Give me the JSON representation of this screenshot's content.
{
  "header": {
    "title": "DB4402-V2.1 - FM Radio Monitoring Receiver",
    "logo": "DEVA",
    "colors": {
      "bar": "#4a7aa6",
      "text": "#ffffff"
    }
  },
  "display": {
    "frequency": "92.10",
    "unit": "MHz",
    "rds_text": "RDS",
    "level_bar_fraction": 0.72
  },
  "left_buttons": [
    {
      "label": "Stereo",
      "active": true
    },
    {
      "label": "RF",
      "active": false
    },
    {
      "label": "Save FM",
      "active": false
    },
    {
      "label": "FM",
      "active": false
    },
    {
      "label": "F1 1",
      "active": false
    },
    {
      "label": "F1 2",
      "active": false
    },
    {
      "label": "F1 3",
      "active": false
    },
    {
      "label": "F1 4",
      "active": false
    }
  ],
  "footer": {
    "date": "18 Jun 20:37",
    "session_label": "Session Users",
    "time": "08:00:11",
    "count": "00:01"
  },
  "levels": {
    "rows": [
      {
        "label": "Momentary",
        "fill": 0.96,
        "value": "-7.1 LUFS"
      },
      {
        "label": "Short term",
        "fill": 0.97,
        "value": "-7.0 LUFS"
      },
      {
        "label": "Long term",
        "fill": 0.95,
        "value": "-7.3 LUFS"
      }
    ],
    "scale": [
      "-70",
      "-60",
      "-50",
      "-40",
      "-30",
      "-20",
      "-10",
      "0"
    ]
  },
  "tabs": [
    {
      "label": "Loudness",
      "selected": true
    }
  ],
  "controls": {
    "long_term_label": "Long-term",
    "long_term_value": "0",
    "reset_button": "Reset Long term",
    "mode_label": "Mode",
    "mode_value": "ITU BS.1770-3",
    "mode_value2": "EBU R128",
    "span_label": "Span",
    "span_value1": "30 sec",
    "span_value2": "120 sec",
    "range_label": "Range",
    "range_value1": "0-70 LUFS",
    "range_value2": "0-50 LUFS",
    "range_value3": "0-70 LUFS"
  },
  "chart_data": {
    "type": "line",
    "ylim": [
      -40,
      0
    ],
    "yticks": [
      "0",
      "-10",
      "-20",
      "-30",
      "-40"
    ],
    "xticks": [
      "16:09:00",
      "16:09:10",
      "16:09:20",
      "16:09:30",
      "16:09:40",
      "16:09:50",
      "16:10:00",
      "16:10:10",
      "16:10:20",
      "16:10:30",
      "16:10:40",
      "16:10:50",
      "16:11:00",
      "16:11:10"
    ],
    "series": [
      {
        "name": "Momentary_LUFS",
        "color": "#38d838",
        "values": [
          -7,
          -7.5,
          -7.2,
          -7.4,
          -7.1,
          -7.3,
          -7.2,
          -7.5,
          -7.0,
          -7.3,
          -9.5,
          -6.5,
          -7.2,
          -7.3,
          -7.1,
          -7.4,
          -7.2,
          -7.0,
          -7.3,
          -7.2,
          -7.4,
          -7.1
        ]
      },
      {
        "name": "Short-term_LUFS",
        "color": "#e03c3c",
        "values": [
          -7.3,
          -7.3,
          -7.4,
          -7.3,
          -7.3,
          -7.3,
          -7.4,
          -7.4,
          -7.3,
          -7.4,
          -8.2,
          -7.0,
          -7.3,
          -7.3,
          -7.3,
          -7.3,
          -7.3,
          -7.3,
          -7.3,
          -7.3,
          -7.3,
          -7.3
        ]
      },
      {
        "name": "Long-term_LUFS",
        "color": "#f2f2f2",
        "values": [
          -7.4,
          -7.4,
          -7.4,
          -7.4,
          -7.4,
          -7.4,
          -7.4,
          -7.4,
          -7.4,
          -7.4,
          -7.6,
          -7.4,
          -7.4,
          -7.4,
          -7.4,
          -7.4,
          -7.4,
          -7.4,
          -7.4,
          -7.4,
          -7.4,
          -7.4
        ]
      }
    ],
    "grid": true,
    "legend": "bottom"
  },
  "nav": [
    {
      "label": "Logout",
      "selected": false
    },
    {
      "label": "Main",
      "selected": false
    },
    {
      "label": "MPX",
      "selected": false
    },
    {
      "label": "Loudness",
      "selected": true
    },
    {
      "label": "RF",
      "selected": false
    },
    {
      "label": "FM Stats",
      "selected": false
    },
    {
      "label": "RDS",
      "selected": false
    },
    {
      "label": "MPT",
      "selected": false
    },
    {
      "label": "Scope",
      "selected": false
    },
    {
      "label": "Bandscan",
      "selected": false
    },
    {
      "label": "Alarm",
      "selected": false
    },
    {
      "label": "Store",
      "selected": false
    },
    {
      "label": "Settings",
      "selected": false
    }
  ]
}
□ □ □
## Given exercise
Restate the data above word for word.

## Solution below
Give me the JSON representation of this screenshot's content.
{
  "header": {
    "title": "DB4402-V2.1 - FM Radio Monitoring Receiver",
    "logo": "DEVA",
    "colors": {
      "bar": "#4a7aa6",
      "text": "#ffffff"
    }
  },
  "display": {
    "frequency": "92.10",
    "unit": "MHz",
    "rds_text": "RDS",
    "level_bar_fraction": 0.72
  },
  "left_buttons": [
    {
      "label": "Stereo",
      "active": true
    },
    {
      "label": "RF",
      "active": false
    },
    {
      "label": "Save FM",
      "active": false
    },
    {
      "label": "FM",
      "active": false
    },
    {
      "label": "F1 1",
      "active": false
    },
    {
      "label": "F1 2",
      "active": false
    },
    {
      "label": "F1 3",
      "active": false
    },
    {
      "label": "F1 4",
      "active": false
    }
  ],
  "footer": {
    "date": "18 Jun 20:37",
    "session_label": "Session Users",
    "time": "08:00:11",
    "count": "00:01"
  },
  "levels": {
    "rows": [
      {
        "label": "Momentary",
        "fill": 0.96,
        "value": "-7.1 LUFS"
      },
      {
        "label": "Short term",
        "fill": 0.97,
        "value": "-7.0 LUFS"
      },
      {
        "label": "Long term",
        "fill": 0.95,
        "value": "-7.3 LUFS"
      }
    ],
    "scale": [
      "-70",
      "-60",
      "-50",
      "-40",
      "-30",
      "-20",
      "-10",
      "0"
    ]
  },
  "tabs": [
    {
      "label": "Loudness",
      "selected": true
    }
  ],
  "controls": {
    "long_term_label": "Long-term",
    "long_term_value": "0",
    "reset_button": "Reset Long term",
    "mode_label": "Mode",
    "mode_value": "ITU BS.1770-3",
    "mode_value2": "EBU R128",
    "span_label": "Span",
    "span_value1": "30 sec",
    "span_value2": "120 sec",
    "range_label": "Range",
    "range_value1": "0-70 LUFS",
    "range_value2": "0-50 LUFS",
    "range_value3": "0-70 LUFS"
  },
  "chart_data": {
    "type": "line",
    "ylim": [
      -40,
      0
    ],
    "yticks": [
      "0",
      "-10",
      "-20",
      "-30",
      "-40"
    ],
    "xticks": [
      "16:09:00",
      "16:09:10",
      "16:09:20",
      "16:09:30",
      "16:09:40",
      "16:09:50",
      "16:10:00",
      "16:10:10",
      "16:10:20",
      "16:10:30",
      "16:10:40",
      "16:10:50",
      "16:11:00",
      "16:11:10"
    ],
    "series": [
      {
        "name": "Momentary_LUFS",
        "color": "#38d838",
        "values": [
          -7,
          -7.5,
          -7.2,
          -7.4,
          -7.1,
          -7.3,
          -7.2,
          -7.5,
          -7.0,
          -7.3,
          -9.5,
          -6.5,
          -7.2,
          -7.3,
          -7.1,
          -7.4,
          -7.2,
          -7.0,
          -7.3,
          -7.2,
          -7.4,
          -7.1
        ]
      },
      {
        "name": "Short-term_LUFS",
        "color": "#e03c3c",
        "values": [
          -7.3,
          -7.3,
          -7.4,
          -7.3,
          -7.3,
          -7.3,
          -7.4,
          -7.4,
          -7.3,
          -7.4,
          -8.2,
          -7.0,
          -7.3,
          -7.3,
          -7.3,
          -7.3,
          -7.3,
          -7.3,
          -7.3,
          -7.3,
          -7.3,
          -7.3
        ]
      },
      {
        "name": "Long-term_LUFS",
        "color": "#f2f2f2",
        "values": [
          -7.4,
          -7.4,
          -7.4,
          -7.4,
          -7.4,
          -7.4,
          -7.4,
          -7.4,
          -7.4,
          -7.4,
          -7.6,
          -7.4,
          -7.4,
          -7.4,
          -7.4,
          -7.4,
          -7.4,
          -7.4,
          -7.4,
          -7.4,
          -7.4,
          -7.4
        ]
      }
    ],
    "grid": true,
    "legend": "bottom"
  },
  "nav": [
    {
      "label": "Logout",
      "selected": false
    },
    {
      "label": "Main",
      "selected": false
    },
    {
      "label": "MPX",
      "selected": false
    },
    {
      "label": "Loudness",
      "selected": true
    },
    {
      "label": "RF",
      "selected": false
    },
    {
      "label": "FM Stats",
      "selected": false
    },
    {
      "label": "RDS",
      "selected": false
    },
    {
      "label": "MPT",
      "selected": false
    },
    {
      "label": "Scope",
      "selected": false
    },
    {
      "label": "Bandscan",
      "selected": false
    },
    {
      "label": "Alarm",
      "selected": false
    },
    {
      "label": "Store",
      "selected": false
    },
    {
      "label": "Settings",
      "selected": false
    }
  ]
}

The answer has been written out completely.